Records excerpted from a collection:
=======

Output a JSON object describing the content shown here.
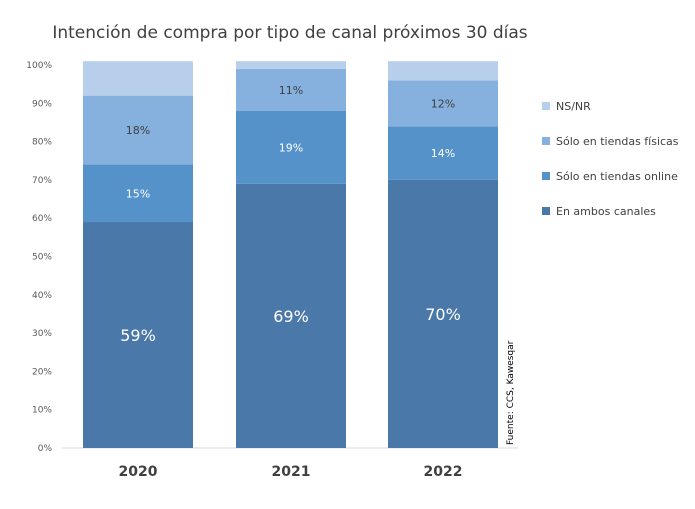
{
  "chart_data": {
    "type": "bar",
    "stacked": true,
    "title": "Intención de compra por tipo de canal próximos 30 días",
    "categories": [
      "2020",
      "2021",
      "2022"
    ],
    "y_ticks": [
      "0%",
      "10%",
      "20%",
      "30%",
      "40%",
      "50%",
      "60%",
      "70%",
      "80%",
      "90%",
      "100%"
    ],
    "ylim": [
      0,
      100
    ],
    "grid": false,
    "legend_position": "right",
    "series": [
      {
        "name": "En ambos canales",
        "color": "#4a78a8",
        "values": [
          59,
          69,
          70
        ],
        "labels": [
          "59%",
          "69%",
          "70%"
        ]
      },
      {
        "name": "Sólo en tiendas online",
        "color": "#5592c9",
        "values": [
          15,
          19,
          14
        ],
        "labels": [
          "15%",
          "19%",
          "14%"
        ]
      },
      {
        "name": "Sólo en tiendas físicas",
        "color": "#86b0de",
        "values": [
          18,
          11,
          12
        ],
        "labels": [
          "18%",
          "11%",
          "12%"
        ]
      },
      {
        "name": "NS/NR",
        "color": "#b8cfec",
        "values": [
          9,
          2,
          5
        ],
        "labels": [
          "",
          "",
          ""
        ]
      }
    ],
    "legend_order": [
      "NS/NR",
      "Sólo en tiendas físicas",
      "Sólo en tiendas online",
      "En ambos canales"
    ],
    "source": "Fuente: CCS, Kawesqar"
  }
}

=======

Images in the data above are to be skipped. Retype all other material exactly.

Output a JSON object describing the content shown here.
{
  "chart_data": {
    "type": "bar",
    "stacked": true,
    "title": "Intención de compra por tipo de canal próximos 30 días",
    "categories": [
      "2020",
      "2021",
      "2022"
    ],
    "y_ticks": [
      "0%",
      "10%",
      "20%",
      "30%",
      "40%",
      "50%",
      "60%",
      "70%",
      "80%",
      "90%",
      "100%"
    ],
    "ylim": [
      0,
      100
    ],
    "grid": false,
    "legend_position": "right",
    "series": [
      {
        "name": "En ambos canales",
        "color": "#4a78a8",
        "values": [
          59,
          69,
          70
        ],
        "labels": [
          "59%",
          "69%",
          "70%"
        ]
      },
      {
        "name": "Sólo en tiendas online",
        "color": "#5592c9",
        "values": [
          15,
          19,
          14
        ],
        "labels": [
          "15%",
          "19%",
          "14%"
        ]
      },
      {
        "name": "Sólo en tiendas físicas",
        "color": "#86b0de",
        "values": [
          18,
          11,
          12
        ],
        "labels": [
          "18%",
          "11%",
          "12%"
        ]
      },
      {
        "name": "NS/NR",
        "color": "#b8cfec",
        "values": [
          9,
          2,
          5
        ],
        "labels": [
          "",
          "",
          ""
        ]
      }
    ],
    "legend_order": [
      "NS/NR",
      "Sólo en tiendas físicas",
      "Sólo en tiendas online",
      "En ambos canales"
    ],
    "source": "Fuente: CCS, Kawesqar"
  }
}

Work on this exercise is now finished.